EXERCISE OBJECTIVE: Quote the listing below in full and exactly as written, but omit every picture.
§ §
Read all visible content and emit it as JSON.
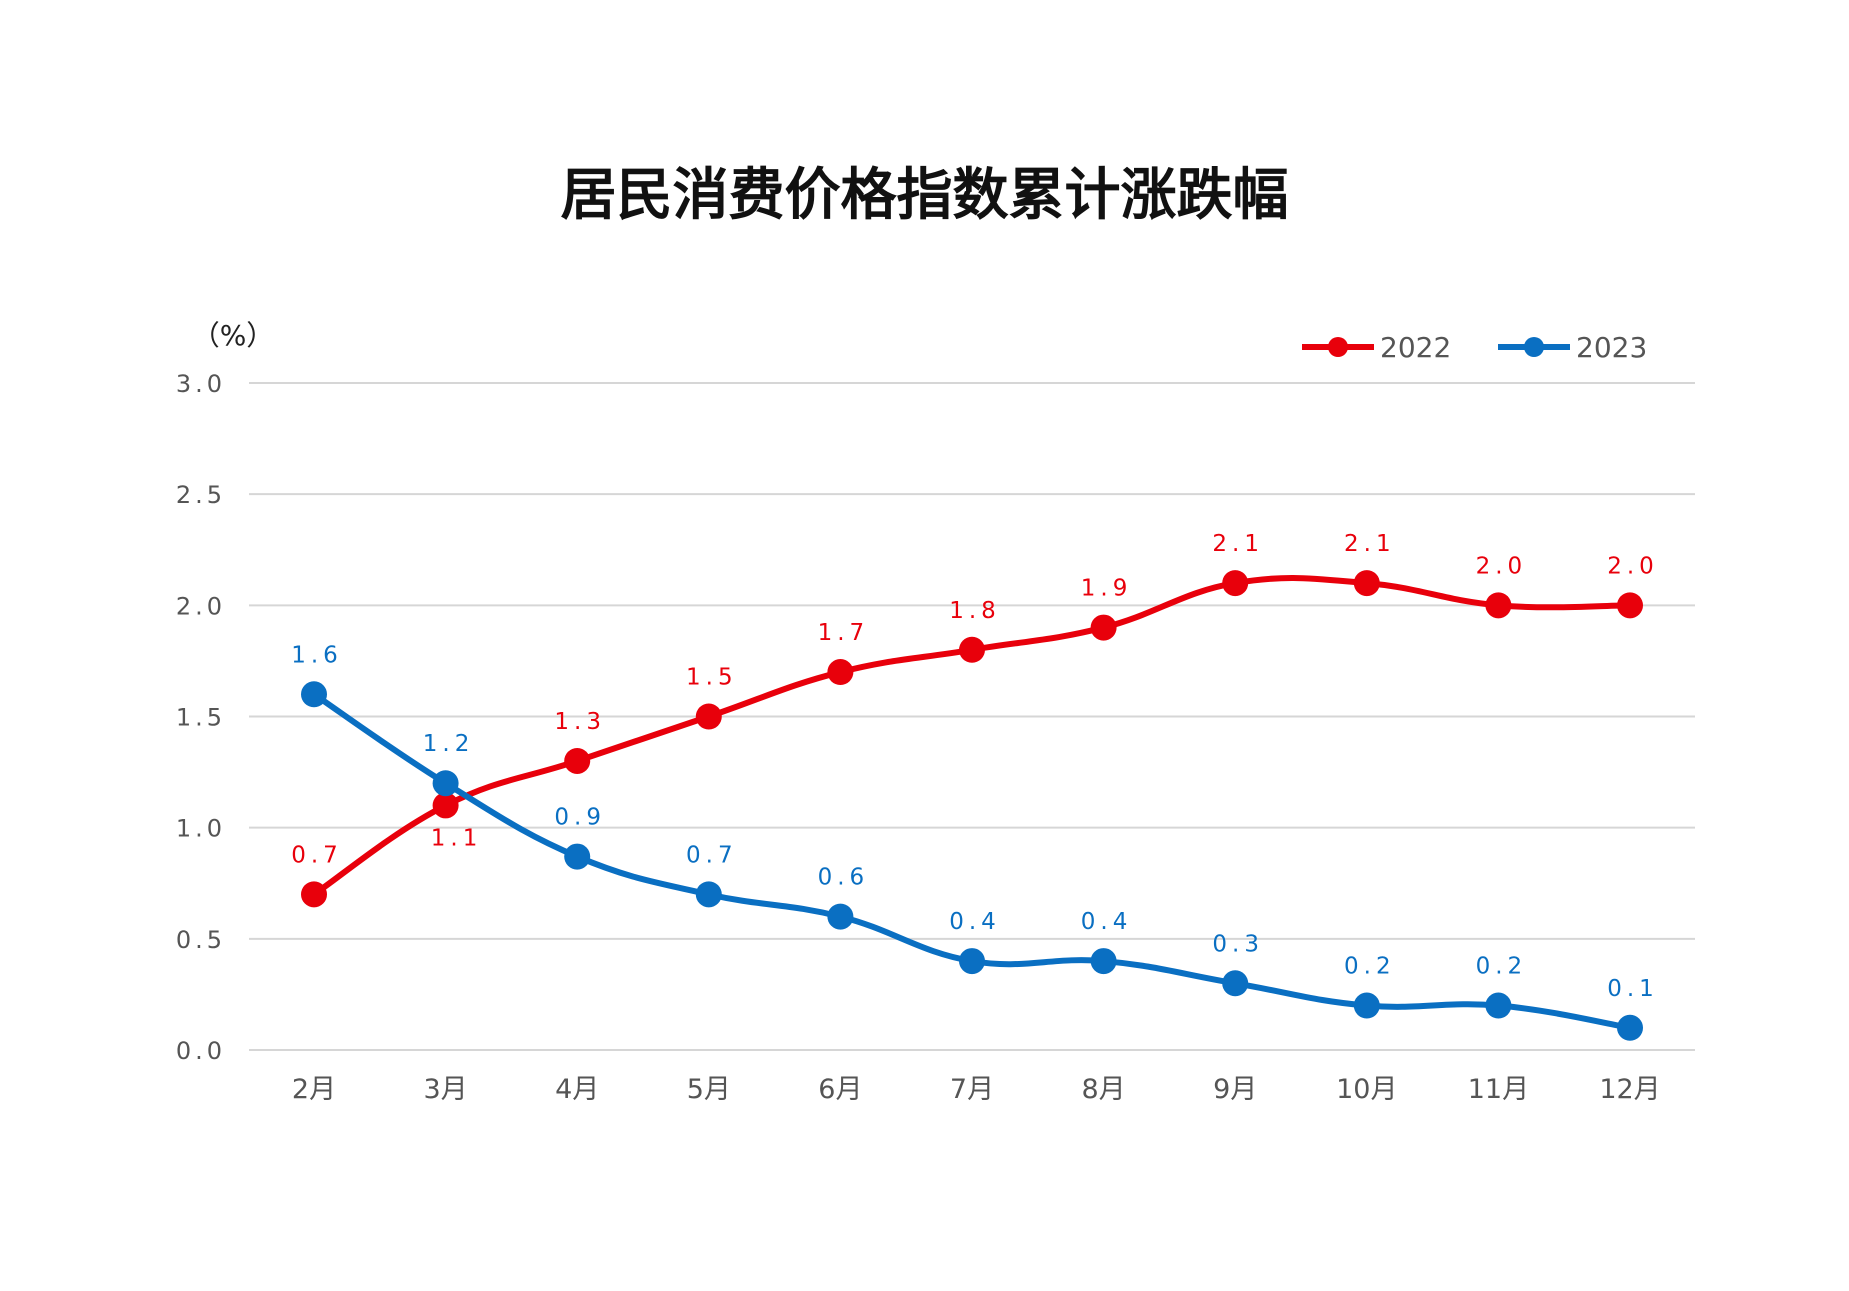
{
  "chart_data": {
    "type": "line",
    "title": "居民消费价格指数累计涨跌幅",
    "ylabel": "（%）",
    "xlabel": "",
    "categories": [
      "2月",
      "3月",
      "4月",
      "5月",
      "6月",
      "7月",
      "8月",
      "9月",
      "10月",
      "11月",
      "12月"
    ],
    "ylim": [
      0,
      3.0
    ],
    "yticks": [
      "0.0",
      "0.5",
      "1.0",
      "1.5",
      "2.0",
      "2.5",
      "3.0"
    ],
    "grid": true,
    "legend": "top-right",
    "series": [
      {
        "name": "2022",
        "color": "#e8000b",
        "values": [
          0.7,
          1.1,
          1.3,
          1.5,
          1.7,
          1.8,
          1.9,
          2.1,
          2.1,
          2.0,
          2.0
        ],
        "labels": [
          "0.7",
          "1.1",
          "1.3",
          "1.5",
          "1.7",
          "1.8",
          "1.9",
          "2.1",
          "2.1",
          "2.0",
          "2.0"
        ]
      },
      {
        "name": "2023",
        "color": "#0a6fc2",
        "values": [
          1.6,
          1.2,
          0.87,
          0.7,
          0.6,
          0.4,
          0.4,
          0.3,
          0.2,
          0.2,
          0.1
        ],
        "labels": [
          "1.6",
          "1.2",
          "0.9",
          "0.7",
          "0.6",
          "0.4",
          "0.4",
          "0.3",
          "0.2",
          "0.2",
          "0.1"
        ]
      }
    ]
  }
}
§ §
EXERCISE RESPONSE:
Read all visible content and emit it as JSON.
{
  "chart_data": {
    "type": "line",
    "title": "居民消费价格指数累计涨跌幅",
    "ylabel": "（%）",
    "xlabel": "",
    "categories": [
      "2月",
      "3月",
      "4月",
      "5月",
      "6月",
      "7月",
      "8月",
      "9月",
      "10月",
      "11月",
      "12月"
    ],
    "ylim": [
      0,
      3.0
    ],
    "yticks": [
      "0.0",
      "0.5",
      "1.0",
      "1.5",
      "2.0",
      "2.5",
      "3.0"
    ],
    "grid": true,
    "legend": "top-right",
    "series": [
      {
        "name": "2022",
        "color": "#e8000b",
        "values": [
          0.7,
          1.1,
          1.3,
          1.5,
          1.7,
          1.8,
          1.9,
          2.1,
          2.1,
          2.0,
          2.0
        ],
        "labels": [
          "0.7",
          "1.1",
          "1.3",
          "1.5",
          "1.7",
          "1.8",
          "1.9",
          "2.1",
          "2.1",
          "2.0",
          "2.0"
        ]
      },
      {
        "name": "2023",
        "color": "#0a6fc2",
        "values": [
          1.6,
          1.2,
          0.87,
          0.7,
          0.6,
          0.4,
          0.4,
          0.3,
          0.2,
          0.2,
          0.1
        ],
        "labels": [
          "1.6",
          "1.2",
          "0.9",
          "0.7",
          "0.6",
          "0.4",
          "0.4",
          "0.3",
          "0.2",
          "0.2",
          "0.1"
        ]
      }
    ]
  }
}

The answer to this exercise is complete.